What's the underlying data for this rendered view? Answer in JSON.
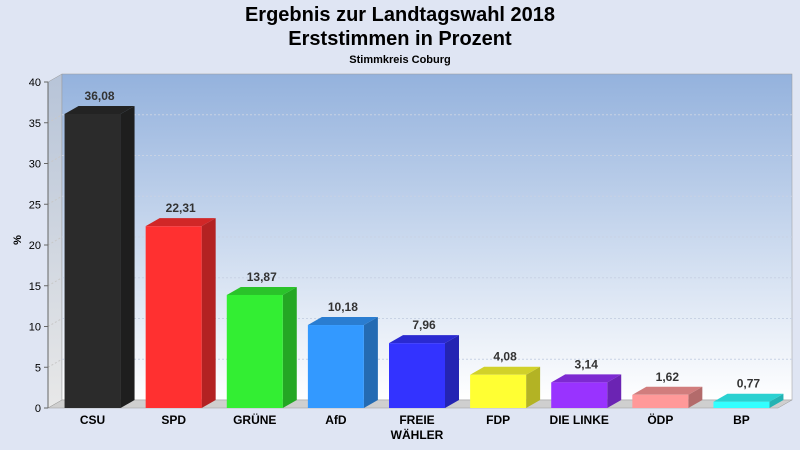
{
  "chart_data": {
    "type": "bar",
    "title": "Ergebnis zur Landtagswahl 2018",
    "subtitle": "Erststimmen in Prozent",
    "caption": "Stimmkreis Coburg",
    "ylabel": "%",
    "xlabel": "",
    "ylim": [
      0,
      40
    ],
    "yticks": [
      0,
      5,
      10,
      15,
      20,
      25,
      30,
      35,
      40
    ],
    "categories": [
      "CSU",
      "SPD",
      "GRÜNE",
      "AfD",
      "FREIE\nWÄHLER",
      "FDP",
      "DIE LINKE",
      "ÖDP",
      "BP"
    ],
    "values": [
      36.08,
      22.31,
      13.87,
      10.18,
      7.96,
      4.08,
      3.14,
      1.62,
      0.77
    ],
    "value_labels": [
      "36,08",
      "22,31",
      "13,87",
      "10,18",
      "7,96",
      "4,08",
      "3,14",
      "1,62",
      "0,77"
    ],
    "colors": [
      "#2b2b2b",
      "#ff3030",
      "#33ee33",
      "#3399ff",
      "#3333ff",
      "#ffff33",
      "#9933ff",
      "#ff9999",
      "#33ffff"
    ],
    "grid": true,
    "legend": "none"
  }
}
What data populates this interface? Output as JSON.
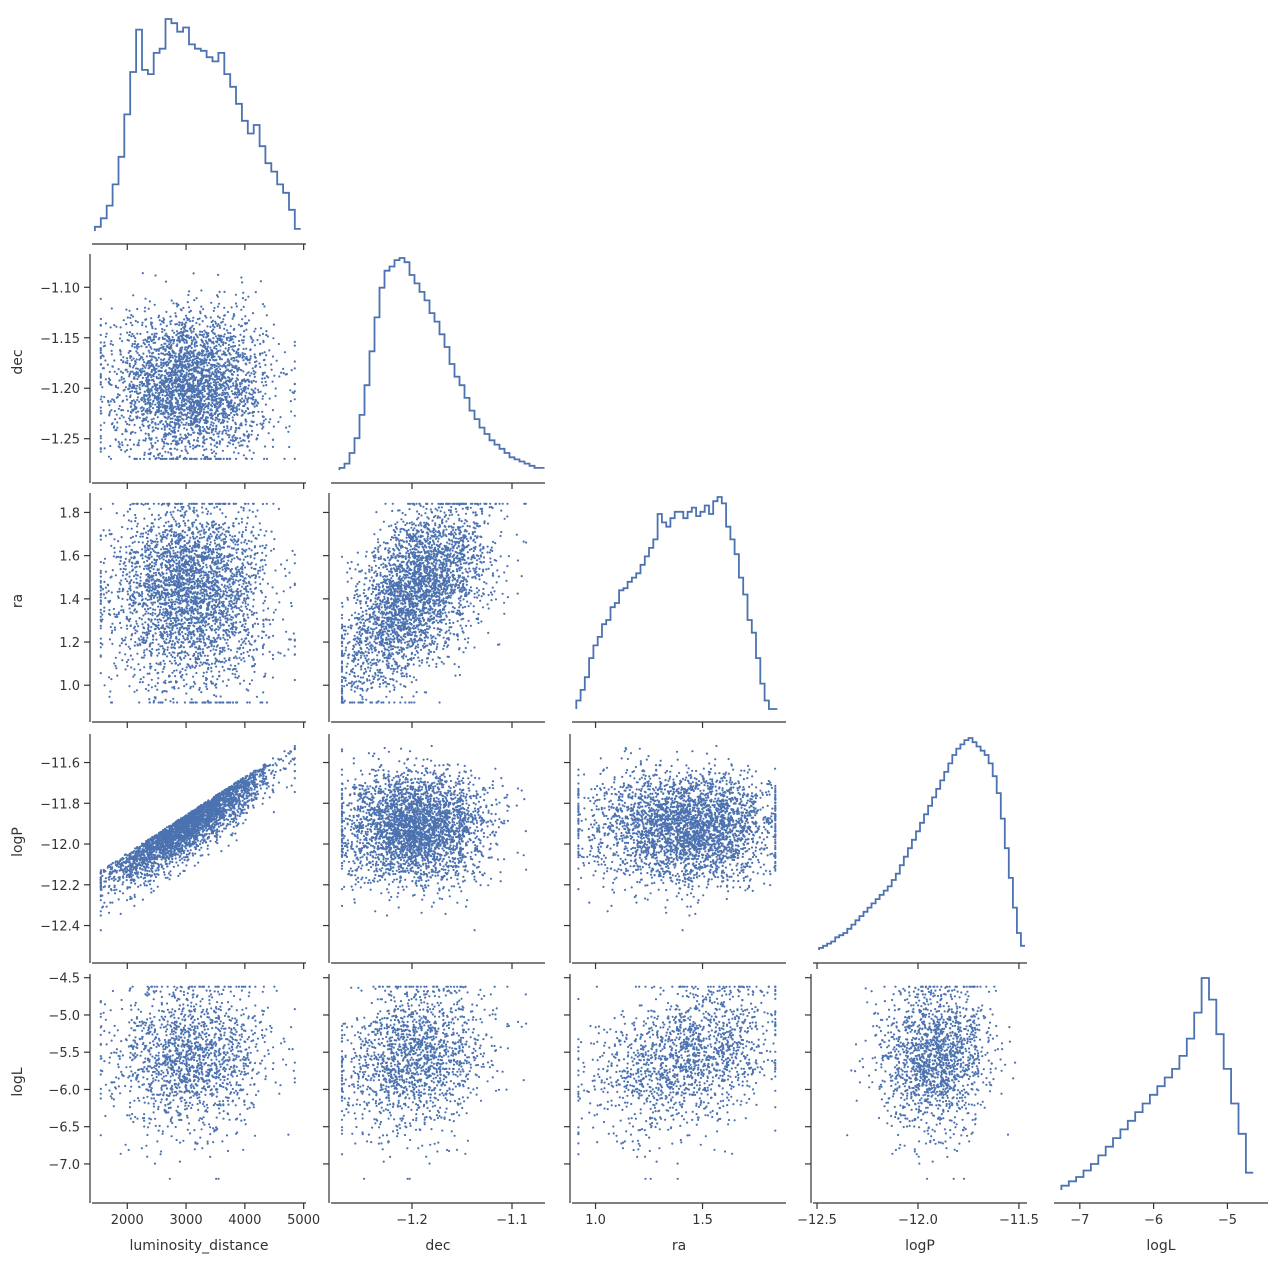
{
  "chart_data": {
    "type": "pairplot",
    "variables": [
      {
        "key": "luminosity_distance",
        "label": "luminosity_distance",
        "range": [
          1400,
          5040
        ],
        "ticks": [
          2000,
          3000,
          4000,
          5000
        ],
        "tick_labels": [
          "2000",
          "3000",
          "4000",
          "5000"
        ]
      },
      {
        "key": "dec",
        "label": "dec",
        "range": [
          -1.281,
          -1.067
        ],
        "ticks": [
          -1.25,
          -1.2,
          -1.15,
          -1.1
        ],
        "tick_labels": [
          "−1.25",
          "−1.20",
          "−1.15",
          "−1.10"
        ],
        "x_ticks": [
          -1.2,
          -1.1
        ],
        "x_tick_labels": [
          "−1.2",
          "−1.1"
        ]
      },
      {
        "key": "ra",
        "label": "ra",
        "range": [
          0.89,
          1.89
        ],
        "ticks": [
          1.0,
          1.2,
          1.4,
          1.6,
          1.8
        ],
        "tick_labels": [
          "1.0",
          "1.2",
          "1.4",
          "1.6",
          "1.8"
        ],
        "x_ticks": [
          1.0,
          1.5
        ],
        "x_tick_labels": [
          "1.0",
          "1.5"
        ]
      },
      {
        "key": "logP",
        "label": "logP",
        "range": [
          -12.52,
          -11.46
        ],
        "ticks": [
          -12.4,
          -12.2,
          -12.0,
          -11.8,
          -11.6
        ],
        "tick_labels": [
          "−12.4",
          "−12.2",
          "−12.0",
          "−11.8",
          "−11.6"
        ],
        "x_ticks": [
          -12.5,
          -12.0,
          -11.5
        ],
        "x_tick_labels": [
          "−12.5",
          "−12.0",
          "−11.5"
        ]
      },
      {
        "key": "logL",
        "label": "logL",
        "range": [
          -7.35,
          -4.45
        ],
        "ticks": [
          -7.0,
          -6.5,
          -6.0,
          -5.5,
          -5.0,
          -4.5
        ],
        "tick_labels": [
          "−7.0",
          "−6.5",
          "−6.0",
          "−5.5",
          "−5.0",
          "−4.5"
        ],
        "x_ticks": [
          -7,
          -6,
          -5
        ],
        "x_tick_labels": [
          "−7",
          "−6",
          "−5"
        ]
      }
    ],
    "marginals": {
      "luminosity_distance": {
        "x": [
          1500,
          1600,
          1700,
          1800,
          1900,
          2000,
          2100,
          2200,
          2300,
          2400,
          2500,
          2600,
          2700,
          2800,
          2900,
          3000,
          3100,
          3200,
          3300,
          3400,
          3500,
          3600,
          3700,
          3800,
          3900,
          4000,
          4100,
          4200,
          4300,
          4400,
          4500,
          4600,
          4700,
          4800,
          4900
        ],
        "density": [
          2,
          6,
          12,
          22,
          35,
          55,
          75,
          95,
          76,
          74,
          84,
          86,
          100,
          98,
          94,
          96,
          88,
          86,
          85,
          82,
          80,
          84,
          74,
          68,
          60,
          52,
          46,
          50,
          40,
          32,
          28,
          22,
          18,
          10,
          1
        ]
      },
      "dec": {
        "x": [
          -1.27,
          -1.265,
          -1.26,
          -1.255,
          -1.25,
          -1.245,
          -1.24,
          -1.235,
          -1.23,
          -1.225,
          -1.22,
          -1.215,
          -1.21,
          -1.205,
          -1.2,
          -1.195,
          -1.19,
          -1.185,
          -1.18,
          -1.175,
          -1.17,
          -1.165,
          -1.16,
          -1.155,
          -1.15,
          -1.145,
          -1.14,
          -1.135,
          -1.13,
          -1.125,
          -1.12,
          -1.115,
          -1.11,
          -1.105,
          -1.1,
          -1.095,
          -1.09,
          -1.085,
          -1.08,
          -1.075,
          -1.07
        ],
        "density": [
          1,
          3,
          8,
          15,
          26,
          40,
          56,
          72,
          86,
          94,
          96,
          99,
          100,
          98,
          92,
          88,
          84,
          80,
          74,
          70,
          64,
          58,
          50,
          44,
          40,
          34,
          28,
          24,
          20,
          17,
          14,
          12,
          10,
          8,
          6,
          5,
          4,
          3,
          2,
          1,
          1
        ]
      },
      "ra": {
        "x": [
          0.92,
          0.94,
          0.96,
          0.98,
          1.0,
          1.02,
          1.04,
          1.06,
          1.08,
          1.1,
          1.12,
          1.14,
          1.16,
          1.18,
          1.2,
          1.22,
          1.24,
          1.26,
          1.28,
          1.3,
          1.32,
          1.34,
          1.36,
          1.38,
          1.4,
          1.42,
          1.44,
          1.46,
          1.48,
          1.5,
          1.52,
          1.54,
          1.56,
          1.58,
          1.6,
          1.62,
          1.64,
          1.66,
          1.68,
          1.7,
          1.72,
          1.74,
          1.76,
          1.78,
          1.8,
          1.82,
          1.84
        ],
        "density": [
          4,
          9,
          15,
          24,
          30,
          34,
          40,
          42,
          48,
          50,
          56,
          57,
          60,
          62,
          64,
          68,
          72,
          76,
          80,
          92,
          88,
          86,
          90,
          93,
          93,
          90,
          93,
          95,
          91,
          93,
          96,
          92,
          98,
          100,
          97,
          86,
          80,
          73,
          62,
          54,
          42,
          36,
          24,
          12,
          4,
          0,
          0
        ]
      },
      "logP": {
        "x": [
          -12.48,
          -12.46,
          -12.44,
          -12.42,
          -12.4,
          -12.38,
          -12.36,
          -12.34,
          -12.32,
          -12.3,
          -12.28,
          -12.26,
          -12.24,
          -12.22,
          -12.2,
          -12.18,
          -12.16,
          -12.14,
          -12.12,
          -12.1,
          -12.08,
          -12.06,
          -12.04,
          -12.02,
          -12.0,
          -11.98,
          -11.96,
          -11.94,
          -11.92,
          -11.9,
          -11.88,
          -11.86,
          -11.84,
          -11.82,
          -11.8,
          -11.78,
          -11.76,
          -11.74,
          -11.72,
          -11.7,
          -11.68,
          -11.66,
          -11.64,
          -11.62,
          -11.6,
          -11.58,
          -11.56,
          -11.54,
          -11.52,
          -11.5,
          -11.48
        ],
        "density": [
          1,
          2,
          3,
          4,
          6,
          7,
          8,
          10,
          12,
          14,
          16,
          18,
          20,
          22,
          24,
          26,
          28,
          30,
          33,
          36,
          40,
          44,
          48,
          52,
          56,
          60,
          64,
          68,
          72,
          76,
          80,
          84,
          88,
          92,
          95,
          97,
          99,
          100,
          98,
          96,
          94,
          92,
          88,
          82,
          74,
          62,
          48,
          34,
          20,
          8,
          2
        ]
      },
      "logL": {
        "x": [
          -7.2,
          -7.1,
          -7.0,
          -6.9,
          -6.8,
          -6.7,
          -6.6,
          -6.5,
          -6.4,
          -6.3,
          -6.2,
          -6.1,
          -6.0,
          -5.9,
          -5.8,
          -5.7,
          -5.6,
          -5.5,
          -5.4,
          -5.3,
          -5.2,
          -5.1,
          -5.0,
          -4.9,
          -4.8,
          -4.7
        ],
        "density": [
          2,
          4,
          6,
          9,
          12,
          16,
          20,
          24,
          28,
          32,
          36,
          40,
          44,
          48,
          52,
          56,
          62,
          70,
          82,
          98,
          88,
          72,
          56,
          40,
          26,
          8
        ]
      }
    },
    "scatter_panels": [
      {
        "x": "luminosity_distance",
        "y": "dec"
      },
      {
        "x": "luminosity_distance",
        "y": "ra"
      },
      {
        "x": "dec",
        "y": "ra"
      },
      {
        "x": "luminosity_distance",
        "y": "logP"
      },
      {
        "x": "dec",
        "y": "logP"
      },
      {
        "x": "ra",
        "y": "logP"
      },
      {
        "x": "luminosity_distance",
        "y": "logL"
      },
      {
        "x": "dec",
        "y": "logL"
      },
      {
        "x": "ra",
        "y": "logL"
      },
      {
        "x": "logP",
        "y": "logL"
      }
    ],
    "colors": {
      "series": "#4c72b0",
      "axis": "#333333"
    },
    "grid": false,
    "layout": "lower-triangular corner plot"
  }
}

--

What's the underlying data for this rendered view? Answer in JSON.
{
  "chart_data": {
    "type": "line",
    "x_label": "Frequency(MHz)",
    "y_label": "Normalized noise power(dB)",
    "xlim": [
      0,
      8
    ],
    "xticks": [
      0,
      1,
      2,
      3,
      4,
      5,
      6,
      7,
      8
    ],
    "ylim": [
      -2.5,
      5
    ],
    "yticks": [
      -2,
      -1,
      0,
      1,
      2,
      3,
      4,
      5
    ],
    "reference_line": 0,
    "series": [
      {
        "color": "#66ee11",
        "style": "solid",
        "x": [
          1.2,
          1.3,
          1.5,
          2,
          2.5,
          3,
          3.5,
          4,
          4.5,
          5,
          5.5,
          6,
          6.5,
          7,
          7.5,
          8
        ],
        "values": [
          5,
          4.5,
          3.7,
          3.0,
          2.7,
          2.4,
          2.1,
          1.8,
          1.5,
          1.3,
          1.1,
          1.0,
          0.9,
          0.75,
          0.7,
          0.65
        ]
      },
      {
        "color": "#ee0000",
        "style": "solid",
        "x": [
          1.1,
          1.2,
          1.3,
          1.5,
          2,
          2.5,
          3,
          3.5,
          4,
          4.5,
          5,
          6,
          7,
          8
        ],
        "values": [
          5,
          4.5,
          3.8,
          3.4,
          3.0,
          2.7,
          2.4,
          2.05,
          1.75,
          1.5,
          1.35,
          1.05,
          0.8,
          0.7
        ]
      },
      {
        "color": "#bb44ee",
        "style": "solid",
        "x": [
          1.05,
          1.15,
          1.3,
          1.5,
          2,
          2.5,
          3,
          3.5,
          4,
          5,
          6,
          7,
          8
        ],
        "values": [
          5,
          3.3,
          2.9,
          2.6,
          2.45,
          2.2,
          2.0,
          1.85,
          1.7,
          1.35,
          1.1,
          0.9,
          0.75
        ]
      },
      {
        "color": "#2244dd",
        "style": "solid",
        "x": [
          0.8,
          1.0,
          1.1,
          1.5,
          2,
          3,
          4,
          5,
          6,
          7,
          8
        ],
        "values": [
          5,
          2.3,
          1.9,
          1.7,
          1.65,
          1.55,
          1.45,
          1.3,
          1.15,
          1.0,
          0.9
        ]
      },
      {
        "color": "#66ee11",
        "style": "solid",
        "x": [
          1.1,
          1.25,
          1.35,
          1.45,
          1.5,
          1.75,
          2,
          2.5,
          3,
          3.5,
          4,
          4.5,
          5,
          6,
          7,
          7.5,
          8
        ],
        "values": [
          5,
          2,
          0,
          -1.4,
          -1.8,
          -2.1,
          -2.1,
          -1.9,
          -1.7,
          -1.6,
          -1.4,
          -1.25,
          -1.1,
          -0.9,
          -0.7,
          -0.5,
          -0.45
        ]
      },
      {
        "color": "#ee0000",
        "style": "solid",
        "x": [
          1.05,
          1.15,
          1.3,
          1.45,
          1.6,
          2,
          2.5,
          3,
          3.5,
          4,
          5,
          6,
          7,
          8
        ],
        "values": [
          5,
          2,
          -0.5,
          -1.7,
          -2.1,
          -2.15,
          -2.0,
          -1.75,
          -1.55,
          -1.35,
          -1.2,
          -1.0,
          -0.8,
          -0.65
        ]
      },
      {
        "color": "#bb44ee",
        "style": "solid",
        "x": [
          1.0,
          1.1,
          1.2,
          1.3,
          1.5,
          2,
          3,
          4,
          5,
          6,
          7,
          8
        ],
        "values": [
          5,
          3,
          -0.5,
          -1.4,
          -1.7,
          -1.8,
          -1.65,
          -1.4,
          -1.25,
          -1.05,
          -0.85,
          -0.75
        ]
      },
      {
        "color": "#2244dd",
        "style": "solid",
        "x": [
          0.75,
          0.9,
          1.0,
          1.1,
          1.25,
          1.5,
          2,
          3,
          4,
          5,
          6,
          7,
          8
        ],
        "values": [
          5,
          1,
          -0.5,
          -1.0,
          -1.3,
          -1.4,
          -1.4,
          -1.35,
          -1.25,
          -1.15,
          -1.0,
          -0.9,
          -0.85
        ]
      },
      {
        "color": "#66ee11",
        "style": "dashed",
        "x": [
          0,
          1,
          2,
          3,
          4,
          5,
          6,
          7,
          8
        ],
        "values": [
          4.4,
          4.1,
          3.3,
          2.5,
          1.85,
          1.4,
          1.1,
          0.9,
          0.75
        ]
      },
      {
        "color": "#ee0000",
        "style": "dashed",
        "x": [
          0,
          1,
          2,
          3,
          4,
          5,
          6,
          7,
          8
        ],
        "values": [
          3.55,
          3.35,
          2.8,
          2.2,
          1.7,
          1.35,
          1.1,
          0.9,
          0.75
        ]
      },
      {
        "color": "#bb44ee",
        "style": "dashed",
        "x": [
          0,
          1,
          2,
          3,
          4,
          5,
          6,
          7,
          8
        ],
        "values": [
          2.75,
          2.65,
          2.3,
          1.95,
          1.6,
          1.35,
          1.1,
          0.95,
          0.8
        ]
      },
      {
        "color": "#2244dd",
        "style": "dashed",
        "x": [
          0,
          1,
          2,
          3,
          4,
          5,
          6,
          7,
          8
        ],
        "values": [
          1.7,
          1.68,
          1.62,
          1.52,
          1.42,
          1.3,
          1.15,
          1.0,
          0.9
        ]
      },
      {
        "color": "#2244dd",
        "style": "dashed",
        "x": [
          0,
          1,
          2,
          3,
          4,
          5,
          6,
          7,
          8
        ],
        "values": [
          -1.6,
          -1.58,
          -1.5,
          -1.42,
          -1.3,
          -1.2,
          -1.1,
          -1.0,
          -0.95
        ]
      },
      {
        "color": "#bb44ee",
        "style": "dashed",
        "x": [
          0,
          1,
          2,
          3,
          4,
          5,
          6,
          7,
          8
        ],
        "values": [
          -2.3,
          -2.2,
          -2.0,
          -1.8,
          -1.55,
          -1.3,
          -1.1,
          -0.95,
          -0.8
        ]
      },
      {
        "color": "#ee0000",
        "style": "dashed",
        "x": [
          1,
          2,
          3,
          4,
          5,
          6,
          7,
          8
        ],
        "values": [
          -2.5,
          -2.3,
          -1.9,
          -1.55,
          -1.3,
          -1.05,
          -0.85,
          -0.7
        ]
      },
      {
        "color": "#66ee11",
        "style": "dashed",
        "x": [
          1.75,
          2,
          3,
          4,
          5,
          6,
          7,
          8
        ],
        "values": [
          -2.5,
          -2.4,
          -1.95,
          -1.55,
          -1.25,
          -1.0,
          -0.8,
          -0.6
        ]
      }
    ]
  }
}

TASK - From the entries above, select each line containing the string "logP".

RESPONSE -
        "key": "logP",
        "label": "logP",
      "logP": {
        "y": "logP"
        "y": "logP"
        "y": "logP"
        "x": "logP",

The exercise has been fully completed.